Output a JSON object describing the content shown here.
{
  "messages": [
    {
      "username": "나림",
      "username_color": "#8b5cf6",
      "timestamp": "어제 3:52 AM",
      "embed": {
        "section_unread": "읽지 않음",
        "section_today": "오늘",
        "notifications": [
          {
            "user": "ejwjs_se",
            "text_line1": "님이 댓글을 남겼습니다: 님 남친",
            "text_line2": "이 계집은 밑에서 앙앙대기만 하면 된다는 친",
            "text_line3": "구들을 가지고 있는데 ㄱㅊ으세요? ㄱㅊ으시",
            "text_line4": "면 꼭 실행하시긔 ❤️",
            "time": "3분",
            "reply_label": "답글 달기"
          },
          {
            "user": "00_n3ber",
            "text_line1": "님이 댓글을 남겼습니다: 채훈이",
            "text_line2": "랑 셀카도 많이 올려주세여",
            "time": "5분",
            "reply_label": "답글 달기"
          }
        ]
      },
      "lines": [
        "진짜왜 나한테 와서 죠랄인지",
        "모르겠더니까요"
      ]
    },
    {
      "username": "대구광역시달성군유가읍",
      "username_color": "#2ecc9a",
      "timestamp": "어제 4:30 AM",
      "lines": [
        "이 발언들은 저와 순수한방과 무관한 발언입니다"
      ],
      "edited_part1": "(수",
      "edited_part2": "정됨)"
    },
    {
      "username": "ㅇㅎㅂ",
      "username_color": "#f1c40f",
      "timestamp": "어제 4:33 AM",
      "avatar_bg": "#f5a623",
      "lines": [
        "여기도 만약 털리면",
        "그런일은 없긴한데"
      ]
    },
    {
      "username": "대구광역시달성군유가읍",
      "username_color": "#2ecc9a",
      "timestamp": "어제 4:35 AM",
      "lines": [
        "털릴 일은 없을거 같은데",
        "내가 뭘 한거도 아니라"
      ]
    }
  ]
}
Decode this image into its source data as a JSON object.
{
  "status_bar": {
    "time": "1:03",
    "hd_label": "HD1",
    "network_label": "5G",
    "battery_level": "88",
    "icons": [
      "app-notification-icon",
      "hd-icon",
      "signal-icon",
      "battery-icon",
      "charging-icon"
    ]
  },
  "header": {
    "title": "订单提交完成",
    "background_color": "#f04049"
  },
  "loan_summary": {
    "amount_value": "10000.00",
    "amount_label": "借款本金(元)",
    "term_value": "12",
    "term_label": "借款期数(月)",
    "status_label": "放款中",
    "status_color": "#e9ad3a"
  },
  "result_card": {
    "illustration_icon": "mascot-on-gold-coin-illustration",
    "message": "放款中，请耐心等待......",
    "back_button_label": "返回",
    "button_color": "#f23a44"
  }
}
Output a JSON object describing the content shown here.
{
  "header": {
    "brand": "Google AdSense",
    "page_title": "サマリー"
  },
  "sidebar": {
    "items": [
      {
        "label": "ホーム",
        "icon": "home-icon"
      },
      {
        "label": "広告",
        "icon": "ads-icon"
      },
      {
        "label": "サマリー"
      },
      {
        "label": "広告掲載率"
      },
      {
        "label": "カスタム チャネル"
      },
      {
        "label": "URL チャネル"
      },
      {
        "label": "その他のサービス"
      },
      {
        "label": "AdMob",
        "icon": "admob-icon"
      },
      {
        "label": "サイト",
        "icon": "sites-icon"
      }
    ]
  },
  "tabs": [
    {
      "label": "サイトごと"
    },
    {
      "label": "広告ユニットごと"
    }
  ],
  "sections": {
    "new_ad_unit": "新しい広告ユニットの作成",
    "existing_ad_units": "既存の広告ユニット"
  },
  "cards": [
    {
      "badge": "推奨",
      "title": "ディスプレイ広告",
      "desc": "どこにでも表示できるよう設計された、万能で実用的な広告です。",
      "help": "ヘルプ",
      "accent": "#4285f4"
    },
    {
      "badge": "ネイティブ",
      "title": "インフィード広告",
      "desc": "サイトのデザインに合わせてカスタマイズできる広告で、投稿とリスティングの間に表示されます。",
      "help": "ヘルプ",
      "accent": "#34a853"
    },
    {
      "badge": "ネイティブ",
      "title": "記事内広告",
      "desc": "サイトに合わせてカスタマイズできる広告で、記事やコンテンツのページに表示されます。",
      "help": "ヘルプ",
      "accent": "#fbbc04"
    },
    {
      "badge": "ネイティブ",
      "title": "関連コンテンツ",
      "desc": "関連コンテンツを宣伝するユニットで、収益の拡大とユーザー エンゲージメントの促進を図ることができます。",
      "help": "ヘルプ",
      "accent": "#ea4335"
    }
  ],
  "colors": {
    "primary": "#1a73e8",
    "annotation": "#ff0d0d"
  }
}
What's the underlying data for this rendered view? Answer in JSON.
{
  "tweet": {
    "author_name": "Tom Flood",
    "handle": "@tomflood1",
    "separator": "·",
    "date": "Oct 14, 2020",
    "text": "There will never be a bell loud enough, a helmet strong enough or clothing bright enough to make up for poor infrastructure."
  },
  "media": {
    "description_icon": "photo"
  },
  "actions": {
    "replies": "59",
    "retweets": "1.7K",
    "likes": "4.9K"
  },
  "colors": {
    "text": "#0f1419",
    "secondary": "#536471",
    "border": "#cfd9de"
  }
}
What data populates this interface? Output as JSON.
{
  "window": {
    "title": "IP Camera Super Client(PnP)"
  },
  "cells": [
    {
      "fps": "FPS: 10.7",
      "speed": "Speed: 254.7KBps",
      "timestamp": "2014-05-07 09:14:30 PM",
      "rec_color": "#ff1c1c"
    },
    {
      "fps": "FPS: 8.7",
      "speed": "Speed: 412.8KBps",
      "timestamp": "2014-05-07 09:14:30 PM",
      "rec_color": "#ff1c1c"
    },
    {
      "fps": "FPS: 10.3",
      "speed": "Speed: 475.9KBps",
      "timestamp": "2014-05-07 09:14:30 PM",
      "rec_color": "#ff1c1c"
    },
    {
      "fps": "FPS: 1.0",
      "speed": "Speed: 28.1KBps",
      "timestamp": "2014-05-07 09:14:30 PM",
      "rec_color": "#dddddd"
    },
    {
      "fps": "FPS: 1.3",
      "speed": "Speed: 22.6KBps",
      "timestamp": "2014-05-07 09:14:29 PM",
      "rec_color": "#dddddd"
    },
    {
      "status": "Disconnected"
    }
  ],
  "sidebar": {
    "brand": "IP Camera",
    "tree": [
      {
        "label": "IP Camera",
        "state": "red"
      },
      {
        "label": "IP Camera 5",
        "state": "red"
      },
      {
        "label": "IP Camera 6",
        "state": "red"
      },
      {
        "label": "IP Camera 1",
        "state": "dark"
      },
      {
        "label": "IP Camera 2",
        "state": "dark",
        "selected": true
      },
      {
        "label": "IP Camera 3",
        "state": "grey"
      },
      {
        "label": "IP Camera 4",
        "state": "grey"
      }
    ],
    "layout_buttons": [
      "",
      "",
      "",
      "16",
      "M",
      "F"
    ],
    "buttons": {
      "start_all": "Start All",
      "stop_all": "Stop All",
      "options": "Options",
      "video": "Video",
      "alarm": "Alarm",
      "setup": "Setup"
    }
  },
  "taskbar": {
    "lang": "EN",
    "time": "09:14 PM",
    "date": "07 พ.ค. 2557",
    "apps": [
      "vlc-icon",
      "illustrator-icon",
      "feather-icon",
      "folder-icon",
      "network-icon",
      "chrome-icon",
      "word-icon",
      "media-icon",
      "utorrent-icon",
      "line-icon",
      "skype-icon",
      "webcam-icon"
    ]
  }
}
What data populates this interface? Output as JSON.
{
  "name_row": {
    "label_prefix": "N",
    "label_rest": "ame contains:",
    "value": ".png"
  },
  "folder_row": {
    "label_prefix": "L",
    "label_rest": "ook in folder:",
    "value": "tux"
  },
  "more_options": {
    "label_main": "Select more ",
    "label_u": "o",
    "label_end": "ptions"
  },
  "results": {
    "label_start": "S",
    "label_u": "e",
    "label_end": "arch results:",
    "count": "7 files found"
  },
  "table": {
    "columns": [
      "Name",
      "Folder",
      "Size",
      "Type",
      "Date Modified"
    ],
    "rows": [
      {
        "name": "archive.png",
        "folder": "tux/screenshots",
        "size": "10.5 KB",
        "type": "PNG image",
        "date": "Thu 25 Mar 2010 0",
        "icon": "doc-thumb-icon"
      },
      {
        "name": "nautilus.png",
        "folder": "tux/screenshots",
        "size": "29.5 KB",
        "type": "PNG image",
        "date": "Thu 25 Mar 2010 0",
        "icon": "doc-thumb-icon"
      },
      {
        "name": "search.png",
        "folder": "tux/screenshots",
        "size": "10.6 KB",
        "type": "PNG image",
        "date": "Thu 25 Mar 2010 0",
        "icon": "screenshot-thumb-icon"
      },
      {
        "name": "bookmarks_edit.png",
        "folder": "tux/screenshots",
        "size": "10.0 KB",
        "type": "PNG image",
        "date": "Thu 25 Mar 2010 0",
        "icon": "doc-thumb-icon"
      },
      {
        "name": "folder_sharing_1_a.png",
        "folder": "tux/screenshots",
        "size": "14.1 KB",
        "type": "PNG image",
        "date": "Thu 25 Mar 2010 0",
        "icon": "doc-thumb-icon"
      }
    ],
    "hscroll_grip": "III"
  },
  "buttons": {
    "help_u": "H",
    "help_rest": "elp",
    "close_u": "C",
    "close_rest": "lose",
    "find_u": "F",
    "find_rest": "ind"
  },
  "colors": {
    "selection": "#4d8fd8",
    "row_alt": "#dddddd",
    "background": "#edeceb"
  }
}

What you are asked to do
Locate each line containing the string "Speed" and show it.

Solution to this exercise
      "speed": "Speed: 254.7KBps",
      "speed": "Speed: 412.8KBps",
      "speed": "Speed: 475.9KBps",
      "speed": "Speed: 28.1KBps",
      "speed": "Speed: 22.6KBps",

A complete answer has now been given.